### Provided text
New York: In women with history of miscarriage, higher levels of physical activity have been associated with a greater risk of subclinical, or very early pregnancy loss, warn researchers.
The study, published in the journal Fertility and Sterility, found that there was roughly a two-fold higher risk of very early pregnancy loss for women who were highly active compared to those who were less active.
“Risk related to physical activity is different for pregnancy failure close to the time of implantation compared with that for later, clinical pregnancy loss,” said study lead author Lindsey Russo from the University of Massachusetts in the US.
“The implantation period may represent a time of vulnerability, when high-strain activity could pose a risk for subclinical, or very early pregnancy loss,” Russo added.
Subclinical pregnancy loss can be difficult to detect because they may occur before a woman is even aware that she’s pregnant.
For the findings, the research team recruited women between 18 and 40 years old with one or two pregnancy losses who were trying to conceive from 2007 to 2011.
The study participants used home pregnancy tests that were combined with information from laboratory tests for pregnancy confirmed by a rise in the hormone hCG, which is one of the earliest indicators of pregnancy.
Among 785 women who became pregnant, 188 (23.9 per cent) experienced pregnancy loss, including 55 subclinical losses detected only from hCG testing in biospecimens.
The researcher noted that, according to recommendations from the American College of Obstetricians and Gynecologists, “women with uncomplicated pregnancies should be encouraged to engage in aerobic and strength-conditioning exercises before, during and after pregnancy.”
The study suggests that women who have lost a pregnancy may want to avoid high-strain activity in the earliest stage of a subsequent pregnancy, or around the time of trying to become pregnant.

### Brief A
Translate this sentence from the pregnancy-loss report into Spanish: "The study suggests that women who have lost a pregnancy may want to avoid high-strain activity in the earliest stage of a subsequent pregnancy, or around the time of trying to become pregnant."
### Brief B
Using the pregnancy-loss report, answer each question:
(i) In which journal was the study published?
(ii) What was the age range of the women recruited?
(iii) Of the 785 women who became pregnant, how many experienced pregnancy loss?
### Brief C
For each statement, say whether it agrees with the pregnancy-loss report, and quote the words that decide it:
(i) Highly active women had roughly a three-fold higher risk of very early pregnancy loss than less active women.
(ii) The study lead author is from the University of Massachusetts.
(iii) The women recruited were trying to conceive from 2007 to 2011.

### Material supplied

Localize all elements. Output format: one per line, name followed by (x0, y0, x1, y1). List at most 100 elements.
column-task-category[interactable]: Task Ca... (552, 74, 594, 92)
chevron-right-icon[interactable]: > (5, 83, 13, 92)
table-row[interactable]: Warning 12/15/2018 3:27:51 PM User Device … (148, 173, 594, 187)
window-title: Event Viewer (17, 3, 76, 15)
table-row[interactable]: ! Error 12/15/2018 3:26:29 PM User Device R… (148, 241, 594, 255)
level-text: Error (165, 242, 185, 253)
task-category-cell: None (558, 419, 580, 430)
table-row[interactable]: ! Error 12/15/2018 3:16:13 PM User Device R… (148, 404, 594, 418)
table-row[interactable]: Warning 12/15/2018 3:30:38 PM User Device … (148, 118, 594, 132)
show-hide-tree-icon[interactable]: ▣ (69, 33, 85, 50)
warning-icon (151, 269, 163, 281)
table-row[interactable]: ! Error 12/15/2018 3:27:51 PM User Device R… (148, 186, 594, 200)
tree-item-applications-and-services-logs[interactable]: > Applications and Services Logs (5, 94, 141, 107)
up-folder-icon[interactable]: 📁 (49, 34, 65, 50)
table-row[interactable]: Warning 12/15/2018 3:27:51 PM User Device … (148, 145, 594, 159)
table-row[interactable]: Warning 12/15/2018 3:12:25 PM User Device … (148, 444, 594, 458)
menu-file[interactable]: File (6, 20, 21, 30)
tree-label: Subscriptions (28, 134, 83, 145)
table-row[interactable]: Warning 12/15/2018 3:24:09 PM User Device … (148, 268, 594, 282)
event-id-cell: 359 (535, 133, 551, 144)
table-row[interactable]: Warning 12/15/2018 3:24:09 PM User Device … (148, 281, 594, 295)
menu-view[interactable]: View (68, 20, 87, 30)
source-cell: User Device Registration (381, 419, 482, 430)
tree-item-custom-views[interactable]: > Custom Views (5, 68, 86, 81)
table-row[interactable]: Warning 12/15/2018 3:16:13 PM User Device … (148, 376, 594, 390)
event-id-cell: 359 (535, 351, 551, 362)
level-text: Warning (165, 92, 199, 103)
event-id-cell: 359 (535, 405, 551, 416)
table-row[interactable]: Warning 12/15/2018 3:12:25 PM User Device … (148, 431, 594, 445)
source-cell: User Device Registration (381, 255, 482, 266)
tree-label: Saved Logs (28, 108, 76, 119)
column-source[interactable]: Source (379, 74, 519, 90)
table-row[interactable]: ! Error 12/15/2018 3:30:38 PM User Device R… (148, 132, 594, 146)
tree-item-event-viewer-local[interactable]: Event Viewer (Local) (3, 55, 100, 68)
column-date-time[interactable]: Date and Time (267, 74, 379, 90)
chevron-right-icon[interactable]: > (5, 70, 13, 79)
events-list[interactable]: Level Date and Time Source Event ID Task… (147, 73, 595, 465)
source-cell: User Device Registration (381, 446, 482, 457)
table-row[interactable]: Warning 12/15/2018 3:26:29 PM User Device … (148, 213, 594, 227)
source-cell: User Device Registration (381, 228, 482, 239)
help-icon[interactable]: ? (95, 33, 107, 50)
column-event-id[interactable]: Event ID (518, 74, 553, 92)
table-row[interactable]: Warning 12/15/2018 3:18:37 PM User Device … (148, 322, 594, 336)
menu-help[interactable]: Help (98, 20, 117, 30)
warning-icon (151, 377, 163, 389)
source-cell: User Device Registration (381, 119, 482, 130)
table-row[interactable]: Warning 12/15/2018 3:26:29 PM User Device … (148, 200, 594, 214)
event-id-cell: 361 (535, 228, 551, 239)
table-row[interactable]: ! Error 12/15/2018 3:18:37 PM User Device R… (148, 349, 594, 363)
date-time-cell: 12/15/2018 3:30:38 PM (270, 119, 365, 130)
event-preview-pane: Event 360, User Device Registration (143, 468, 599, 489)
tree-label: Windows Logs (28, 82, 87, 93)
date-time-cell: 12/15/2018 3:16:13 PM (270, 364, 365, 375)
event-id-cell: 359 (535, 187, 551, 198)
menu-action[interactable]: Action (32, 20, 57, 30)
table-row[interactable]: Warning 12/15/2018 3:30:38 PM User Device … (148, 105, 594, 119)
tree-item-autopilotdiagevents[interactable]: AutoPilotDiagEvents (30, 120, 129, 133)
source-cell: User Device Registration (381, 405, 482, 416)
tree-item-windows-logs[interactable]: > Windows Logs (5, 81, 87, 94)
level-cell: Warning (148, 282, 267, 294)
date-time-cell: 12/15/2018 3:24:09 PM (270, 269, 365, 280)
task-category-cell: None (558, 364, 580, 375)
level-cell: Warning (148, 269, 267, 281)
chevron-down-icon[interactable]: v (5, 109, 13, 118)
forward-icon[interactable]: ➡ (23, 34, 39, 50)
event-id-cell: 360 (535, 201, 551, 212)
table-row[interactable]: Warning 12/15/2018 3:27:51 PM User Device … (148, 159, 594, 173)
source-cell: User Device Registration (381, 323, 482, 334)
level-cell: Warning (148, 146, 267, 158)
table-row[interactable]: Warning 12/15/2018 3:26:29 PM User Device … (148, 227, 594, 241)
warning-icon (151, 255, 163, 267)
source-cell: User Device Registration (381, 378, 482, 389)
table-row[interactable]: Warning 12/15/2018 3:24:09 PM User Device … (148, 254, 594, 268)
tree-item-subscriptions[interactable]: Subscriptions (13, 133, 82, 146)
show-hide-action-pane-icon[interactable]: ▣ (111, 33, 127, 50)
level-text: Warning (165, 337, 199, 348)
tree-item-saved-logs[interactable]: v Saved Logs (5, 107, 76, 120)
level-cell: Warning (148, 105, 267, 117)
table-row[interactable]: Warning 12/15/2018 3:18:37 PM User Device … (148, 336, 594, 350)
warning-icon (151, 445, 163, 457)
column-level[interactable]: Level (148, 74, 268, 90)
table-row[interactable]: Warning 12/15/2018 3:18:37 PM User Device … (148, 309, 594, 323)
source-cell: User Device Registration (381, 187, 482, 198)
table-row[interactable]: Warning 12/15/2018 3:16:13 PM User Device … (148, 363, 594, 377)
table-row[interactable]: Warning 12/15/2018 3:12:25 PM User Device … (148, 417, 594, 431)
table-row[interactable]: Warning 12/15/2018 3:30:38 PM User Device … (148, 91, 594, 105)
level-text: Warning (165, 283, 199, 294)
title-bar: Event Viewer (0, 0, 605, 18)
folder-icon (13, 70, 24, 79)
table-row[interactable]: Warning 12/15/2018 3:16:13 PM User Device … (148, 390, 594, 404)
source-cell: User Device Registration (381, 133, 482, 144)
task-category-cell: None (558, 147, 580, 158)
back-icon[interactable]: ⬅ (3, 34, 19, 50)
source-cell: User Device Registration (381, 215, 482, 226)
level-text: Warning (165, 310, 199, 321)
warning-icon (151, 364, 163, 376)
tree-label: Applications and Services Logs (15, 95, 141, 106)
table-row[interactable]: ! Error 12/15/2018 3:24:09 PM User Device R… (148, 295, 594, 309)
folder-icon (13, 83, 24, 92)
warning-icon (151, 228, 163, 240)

### Response area A
El estudio sugiere que las mujeres que han perdido un embarazo quizá deseen evitar la actividad de alto esfuerzo en la etapa más temprana de un embarazo posterior, o en torno al momento en que intentan quedar embarazadas.

### Response area B
(i) Fertility and Sterility
(ii) Between 18 and 40 years old
(iii) 188 (23.9 per cent)

### Response area C
(i) No: "roughly a two-fold higher risk of very early pregnancy loss for women who were highly active compared to those who were less active"
(ii) Yes: "study lead author Lindsey Russo from the University of Massachusetts in the US"
(iii) Yes: "who were trying to conceive from 2007 to 2011"